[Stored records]
##############################

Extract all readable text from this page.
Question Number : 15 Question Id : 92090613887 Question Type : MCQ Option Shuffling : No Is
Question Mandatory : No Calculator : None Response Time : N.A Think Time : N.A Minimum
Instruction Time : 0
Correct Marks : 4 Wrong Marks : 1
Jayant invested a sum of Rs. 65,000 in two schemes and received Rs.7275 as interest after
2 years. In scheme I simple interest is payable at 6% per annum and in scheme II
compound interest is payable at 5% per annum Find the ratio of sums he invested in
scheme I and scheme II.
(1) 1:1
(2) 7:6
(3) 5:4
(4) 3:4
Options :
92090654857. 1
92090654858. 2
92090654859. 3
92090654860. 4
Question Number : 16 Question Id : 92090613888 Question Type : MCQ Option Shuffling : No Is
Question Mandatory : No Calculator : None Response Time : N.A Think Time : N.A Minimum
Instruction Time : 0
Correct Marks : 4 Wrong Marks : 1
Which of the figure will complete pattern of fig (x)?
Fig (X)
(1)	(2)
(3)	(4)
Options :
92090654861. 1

##############################

● YOUR INSTRUCTIONS
The records above are to be repeated exactly, in their entirety.

● ANSWER BELOW
Extract all readable text from this page.
Question Number : 15 Question Id : 92090613887 Question Type : MCQ Option Shuffling : No Is
Question Mandatory : No Calculator : None Response Time : N.A Think Time : N.A Minimum
Instruction Time : 0
Correct Marks : 4 Wrong Marks : 1
Jayant invested a sum of Rs. 65,000 in two schemes and received Rs.7275 as interest after
2 years. In scheme I simple interest is payable at 6% per annum and in scheme II
compound interest is payable at 5% per annum Find the ratio of sums he invested in
scheme I and scheme II.
(1) 1:1
(2) 7:6
(3) 5:4
(4) 3:4
Options :
92090654857. 1
92090654858. 2
92090654859. 3
92090654860. 4
Question Number : 16 Question Id : 92090613888 Question Type : MCQ Option Shuffling : No Is
Question Mandatory : No Calculator : None Response Time : N.A Think Time : N.A Minimum
Instruction Time : 0
Correct Marks : 4 Wrong Marks : 1
Which of the figure will complete pattern of fig (x)?
Fig (X)
(1)	(2)
(3)	(4)
Options :
92090654861. 1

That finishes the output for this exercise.